--- Listing ---

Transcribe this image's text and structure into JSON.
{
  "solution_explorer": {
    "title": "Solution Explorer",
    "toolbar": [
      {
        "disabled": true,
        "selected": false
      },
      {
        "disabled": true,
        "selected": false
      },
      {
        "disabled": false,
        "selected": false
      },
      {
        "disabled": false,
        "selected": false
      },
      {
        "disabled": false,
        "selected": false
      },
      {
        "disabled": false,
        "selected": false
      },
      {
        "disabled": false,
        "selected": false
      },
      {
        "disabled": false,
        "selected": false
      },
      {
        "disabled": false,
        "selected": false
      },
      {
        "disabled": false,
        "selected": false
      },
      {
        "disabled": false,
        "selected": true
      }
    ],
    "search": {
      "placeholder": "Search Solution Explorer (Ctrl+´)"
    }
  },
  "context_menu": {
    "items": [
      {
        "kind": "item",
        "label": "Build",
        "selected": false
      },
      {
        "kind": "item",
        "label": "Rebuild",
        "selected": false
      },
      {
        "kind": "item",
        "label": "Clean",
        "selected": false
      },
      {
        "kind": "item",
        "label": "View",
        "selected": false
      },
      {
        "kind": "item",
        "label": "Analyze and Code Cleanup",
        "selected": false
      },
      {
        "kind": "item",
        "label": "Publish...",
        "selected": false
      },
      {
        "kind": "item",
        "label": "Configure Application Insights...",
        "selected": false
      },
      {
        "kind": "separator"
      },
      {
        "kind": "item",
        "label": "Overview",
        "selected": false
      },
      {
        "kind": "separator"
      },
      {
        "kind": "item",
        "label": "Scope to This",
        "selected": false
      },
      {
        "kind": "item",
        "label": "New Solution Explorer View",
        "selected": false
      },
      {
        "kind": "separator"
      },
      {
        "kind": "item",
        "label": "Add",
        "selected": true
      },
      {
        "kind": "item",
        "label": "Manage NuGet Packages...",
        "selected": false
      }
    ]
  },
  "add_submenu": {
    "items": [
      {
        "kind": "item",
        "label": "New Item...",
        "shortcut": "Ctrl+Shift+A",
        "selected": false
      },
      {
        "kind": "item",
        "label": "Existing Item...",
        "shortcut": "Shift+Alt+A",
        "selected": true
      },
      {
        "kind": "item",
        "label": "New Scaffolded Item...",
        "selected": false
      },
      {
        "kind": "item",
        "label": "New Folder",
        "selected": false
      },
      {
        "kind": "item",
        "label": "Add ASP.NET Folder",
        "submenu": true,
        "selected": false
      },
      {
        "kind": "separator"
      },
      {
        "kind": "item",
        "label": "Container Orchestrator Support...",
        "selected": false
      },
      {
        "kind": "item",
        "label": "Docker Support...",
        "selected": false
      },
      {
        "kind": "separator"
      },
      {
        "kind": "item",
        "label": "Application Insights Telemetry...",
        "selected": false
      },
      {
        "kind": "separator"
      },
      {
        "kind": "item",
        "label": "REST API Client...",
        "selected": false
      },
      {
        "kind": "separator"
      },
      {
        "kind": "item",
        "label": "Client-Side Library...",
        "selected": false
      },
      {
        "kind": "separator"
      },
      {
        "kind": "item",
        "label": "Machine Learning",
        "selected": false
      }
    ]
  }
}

---

● **What is needed**: Please give back all of the records exactly as written.

● **Worked answer**:
Transcribe this image's text and structure into JSON.
{
  "solution_explorer": {
    "title": "Solution Explorer",
    "toolbar": [
      {
        "disabled": true,
        "selected": false
      },
      {
        "disabled": true,
        "selected": false
      },
      {
        "disabled": false,
        "selected": false
      },
      {
        "disabled": false,
        "selected": false
      },
      {
        "disabled": false,
        "selected": false
      },
      {
        "disabled": false,
        "selected": false
      },
      {
        "disabled": false,
        "selected": false
      },
      {
        "disabled": false,
        "selected": false
      },
      {
        "disabled": false,
        "selected": false
      },
      {
        "disabled": false,
        "selected": false
      },
      {
        "disabled": false,
        "selected": true
      }
    ],
    "search": {
      "placeholder": "Search Solution Explorer (Ctrl+´)"
    }
  },
  "context_menu": {
    "items": [
      {
        "kind": "item",
        "label": "Build",
        "selected": false
      },
      {
        "kind": "item",
        "label": "Rebuild",
        "selected": false
      },
      {
        "kind": "item",
        "label": "Clean",
        "selected": false
      },
      {
        "kind": "item",
        "label": "View",
        "selected": false
      },
      {
        "kind": "item",
        "label": "Analyze and Code Cleanup",
        "selected": false
      },
      {
        "kind": "item",
        "label": "Publish...",
        "selected": false
      },
      {
        "kind": "item",
        "label": "Configure Application Insights...",
        "selected": false
      },
      {
        "kind": "separator"
      },
      {
        "kind": "item",
        "label": "Overview",
        "selected": false
      },
      {
        "kind": "separator"
      },
      {
        "kind": "item",
        "label": "Scope to This",
        "selected": false
      },
      {
        "kind": "item",
        "label": "New Solution Explorer View",
        "selected": false
      },
      {
        "kind": "separator"
      },
      {
        "kind": "item",
        "label": "Add",
        "selected": true
      },
      {
        "kind": "item",
        "label": "Manage NuGet Packages...",
        "selected": false
      }
    ]
  },
  "add_submenu": {
    "items": [
      {
        "kind": "item",
        "label": "New Item...",
        "shortcut": "Ctrl+Shift+A",
        "selected": false
      },
      {
        "kind": "item",
        "label": "Existing Item...",
        "shortcut": "Shift+Alt+A",
        "selected": true
      },
      {
        "kind": "item",
        "label": "New Scaffolded Item...",
        "selected": false
      },
      {
        "kind": "item",
        "label": "New Folder",
        "selected": false
      },
      {
        "kind": "item",
        "label": "Add ASP.NET Folder",
        "submenu": true,
        "selected": false
      },
      {
        "kind": "separator"
      },
      {
        "kind": "item",
        "label": "Container Orchestrator Support...",
        "selected": false
      },
      {
        "kind": "item",
        "label": "Docker Support...",
        "selected": false
      },
      {
        "kind": "separator"
      },
      {
        "kind": "item",
        "label": "Application Insights Telemetry...",
        "selected": false
      },
      {
        "kind": "separator"
      },
      {
        "kind": "item",
        "label": "REST API Client...",
        "selected": false
      },
      {
        "kind": "separator"
      },
      {
        "kind": "item",
        "label": "Client-Side Library...",
        "selected": false
      },
      {
        "kind": "separator"
      },
      {
        "kind": "item",
        "label": "Machine Learning",
        "selected": false
      }
    ]
  }
}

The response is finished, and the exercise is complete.